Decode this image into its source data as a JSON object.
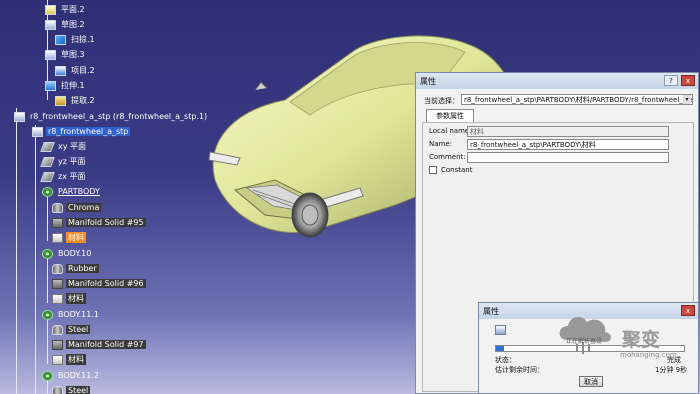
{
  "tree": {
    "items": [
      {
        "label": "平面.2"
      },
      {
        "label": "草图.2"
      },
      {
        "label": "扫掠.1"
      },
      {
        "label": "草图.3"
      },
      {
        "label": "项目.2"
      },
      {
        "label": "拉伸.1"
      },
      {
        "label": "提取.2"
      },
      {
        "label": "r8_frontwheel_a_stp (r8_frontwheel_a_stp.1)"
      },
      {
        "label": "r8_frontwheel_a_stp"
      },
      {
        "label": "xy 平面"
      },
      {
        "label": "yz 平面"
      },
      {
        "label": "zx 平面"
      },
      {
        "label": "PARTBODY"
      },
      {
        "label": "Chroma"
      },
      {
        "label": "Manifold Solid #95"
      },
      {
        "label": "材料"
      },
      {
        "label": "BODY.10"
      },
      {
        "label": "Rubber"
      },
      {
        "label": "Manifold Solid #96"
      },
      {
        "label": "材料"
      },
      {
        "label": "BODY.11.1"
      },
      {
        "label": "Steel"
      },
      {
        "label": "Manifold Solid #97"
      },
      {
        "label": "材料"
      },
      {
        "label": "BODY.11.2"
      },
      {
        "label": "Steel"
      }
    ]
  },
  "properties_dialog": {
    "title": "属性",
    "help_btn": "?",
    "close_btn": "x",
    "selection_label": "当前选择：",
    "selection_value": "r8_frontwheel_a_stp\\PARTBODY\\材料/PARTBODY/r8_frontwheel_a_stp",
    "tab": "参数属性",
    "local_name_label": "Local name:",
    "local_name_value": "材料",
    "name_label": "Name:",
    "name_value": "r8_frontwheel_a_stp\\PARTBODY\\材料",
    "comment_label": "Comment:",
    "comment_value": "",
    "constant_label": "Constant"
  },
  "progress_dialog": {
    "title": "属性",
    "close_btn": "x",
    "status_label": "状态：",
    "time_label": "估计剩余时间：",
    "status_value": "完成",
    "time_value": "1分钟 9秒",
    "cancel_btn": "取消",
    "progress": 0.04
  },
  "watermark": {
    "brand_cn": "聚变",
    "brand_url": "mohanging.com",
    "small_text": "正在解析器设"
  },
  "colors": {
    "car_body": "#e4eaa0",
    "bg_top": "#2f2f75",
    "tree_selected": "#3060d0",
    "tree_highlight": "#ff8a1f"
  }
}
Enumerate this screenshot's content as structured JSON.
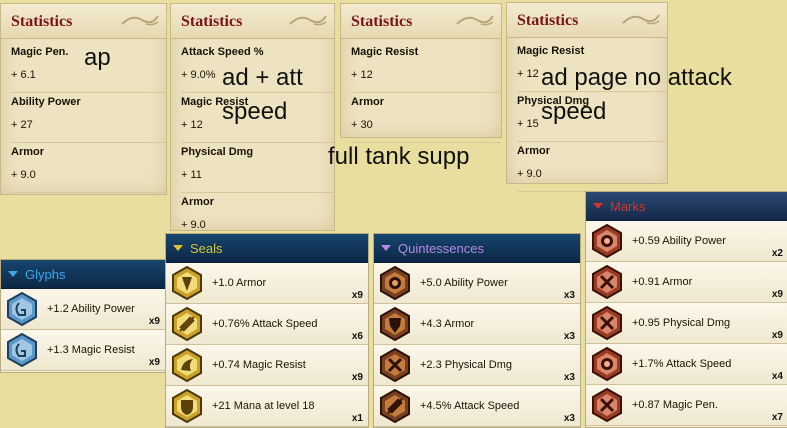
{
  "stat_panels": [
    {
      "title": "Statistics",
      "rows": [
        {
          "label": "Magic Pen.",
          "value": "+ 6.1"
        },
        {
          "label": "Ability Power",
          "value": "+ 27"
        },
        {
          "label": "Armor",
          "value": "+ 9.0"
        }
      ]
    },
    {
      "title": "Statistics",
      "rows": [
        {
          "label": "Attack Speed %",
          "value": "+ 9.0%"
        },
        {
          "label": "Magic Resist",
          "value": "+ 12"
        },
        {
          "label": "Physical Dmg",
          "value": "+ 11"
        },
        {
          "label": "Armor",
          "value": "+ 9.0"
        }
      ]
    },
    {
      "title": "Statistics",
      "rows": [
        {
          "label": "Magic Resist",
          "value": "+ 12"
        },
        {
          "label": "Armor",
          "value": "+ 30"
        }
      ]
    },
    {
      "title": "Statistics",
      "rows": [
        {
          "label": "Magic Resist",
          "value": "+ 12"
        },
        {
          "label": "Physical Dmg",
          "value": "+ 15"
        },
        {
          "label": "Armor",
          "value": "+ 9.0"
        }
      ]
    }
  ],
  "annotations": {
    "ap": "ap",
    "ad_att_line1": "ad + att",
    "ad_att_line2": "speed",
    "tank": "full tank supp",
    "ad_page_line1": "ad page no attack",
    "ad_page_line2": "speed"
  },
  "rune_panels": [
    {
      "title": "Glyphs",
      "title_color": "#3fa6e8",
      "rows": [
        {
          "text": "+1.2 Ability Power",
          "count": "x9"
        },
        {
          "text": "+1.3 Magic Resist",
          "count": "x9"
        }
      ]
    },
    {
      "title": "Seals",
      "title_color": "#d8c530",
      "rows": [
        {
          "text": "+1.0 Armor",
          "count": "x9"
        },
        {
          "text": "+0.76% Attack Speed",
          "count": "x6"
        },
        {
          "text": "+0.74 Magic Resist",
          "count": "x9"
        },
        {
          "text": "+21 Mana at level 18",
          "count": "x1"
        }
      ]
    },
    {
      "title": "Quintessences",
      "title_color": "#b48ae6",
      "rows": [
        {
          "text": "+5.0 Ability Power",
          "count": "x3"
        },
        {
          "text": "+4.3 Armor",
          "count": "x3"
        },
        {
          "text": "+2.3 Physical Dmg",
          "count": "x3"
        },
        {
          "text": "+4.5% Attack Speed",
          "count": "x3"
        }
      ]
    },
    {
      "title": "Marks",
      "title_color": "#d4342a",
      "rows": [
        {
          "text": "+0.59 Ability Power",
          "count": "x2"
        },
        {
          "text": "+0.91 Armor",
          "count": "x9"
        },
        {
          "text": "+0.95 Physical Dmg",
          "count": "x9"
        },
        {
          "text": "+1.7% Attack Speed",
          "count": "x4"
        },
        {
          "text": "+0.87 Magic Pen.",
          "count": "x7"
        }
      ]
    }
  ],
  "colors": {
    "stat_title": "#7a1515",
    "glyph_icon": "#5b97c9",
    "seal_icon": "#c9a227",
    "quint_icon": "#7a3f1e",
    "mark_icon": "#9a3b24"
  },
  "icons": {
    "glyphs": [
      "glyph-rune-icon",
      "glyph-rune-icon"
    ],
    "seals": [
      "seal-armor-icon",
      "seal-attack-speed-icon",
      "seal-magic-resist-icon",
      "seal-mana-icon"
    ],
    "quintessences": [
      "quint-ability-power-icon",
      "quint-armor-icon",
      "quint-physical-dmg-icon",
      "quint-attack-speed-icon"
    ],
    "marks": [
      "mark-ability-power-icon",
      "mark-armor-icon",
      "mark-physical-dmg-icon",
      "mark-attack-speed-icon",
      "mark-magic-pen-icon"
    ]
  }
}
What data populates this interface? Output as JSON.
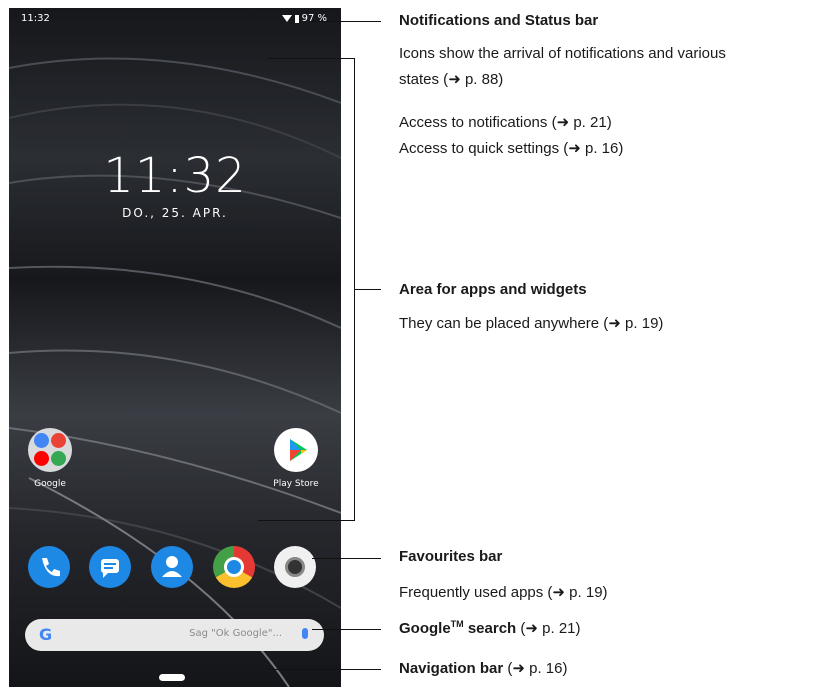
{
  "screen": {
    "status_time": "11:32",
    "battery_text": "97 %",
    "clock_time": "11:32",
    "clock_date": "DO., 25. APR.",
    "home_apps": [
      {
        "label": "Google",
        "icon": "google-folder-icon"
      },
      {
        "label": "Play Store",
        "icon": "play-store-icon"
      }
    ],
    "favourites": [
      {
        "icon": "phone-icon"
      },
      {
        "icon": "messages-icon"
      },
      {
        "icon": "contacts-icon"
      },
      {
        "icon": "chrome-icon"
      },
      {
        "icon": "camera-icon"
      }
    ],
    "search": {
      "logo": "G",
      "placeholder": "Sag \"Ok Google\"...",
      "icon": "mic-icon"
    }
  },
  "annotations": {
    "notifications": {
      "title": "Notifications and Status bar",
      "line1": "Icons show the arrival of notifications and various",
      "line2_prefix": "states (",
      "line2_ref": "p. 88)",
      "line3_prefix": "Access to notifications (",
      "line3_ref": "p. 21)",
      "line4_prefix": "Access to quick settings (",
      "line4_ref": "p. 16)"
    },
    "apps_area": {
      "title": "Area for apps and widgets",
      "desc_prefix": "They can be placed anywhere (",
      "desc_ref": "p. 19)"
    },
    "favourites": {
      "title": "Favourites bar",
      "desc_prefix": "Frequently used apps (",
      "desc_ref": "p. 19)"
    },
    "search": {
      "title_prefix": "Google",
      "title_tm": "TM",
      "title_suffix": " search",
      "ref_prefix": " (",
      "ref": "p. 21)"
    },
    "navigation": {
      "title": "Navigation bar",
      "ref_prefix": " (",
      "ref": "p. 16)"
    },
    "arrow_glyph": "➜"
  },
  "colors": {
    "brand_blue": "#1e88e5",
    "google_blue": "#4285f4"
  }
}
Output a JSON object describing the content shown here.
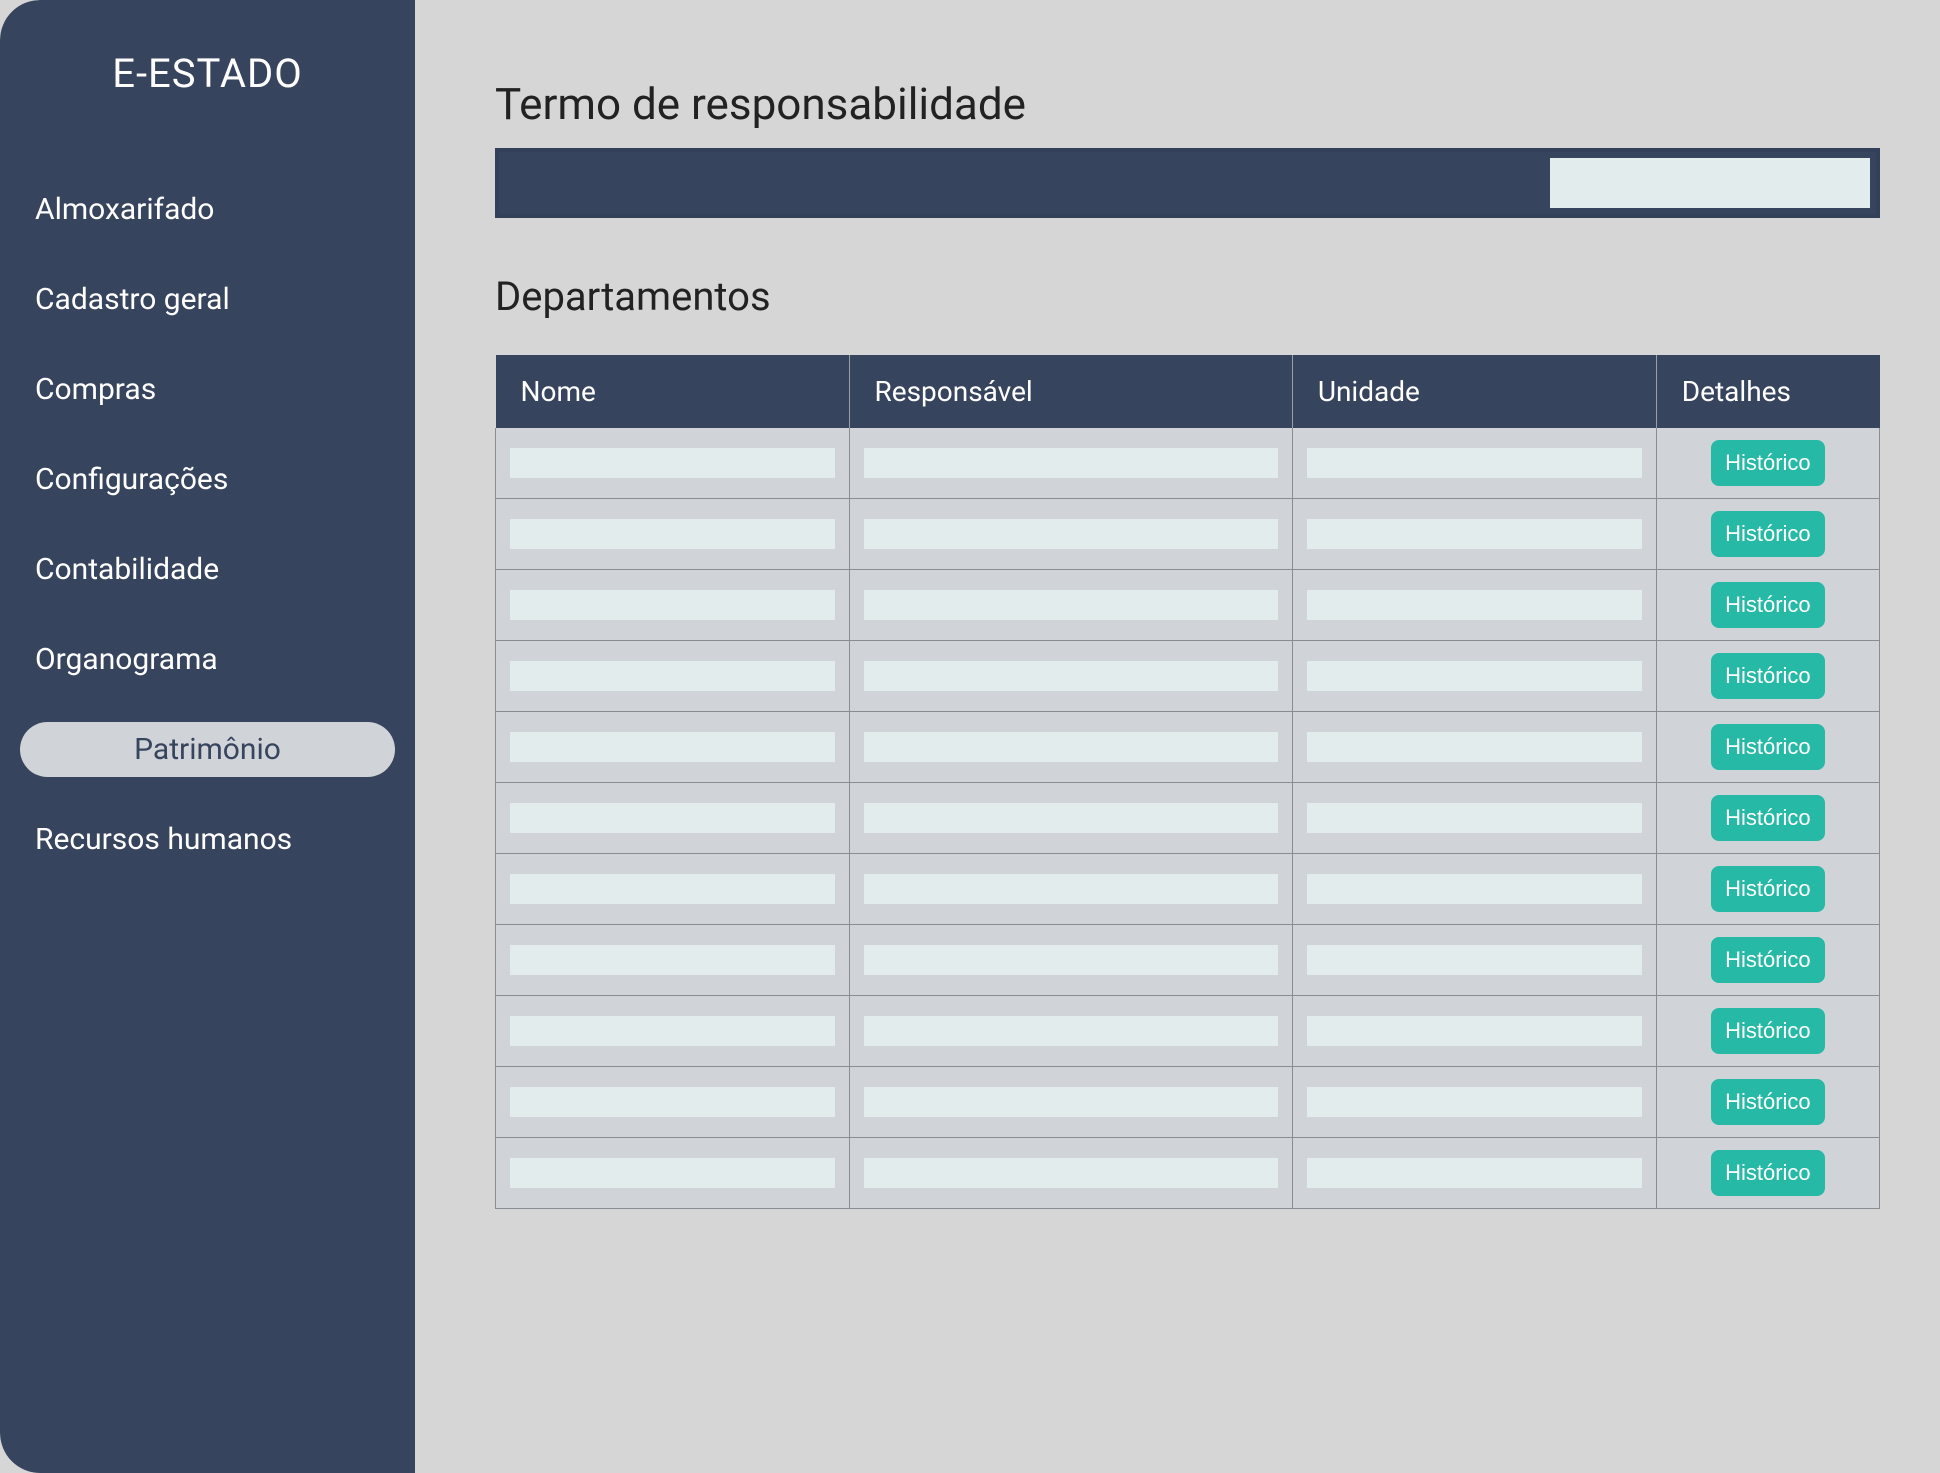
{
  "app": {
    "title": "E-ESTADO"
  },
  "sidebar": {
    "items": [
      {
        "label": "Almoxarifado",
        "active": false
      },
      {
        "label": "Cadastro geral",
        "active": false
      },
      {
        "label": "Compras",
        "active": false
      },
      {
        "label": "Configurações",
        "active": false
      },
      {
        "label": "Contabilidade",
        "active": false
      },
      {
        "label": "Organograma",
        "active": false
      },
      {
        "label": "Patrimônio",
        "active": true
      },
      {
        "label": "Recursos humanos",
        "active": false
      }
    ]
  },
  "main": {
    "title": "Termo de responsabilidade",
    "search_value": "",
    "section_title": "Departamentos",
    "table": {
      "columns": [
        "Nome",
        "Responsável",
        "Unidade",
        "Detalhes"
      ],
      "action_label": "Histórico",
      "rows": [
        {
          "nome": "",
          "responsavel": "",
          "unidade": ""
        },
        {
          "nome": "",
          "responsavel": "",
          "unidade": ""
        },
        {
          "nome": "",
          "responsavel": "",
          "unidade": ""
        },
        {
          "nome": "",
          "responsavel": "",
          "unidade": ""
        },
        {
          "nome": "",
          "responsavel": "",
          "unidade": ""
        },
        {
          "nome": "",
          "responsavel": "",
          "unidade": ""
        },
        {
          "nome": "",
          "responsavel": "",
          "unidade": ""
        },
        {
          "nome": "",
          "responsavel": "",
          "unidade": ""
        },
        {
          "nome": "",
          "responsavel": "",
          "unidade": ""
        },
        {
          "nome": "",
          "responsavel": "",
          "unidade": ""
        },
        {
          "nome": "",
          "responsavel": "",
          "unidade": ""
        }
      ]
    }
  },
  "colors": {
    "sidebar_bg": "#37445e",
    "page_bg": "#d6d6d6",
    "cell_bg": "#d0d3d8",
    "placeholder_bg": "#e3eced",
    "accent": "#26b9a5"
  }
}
☆ ☆ ☆ ☆ ☆ ☆ ☆
» To be done: Above are records; say how many of their lines contain the word "Access", giving only the number.

» Written solution: 2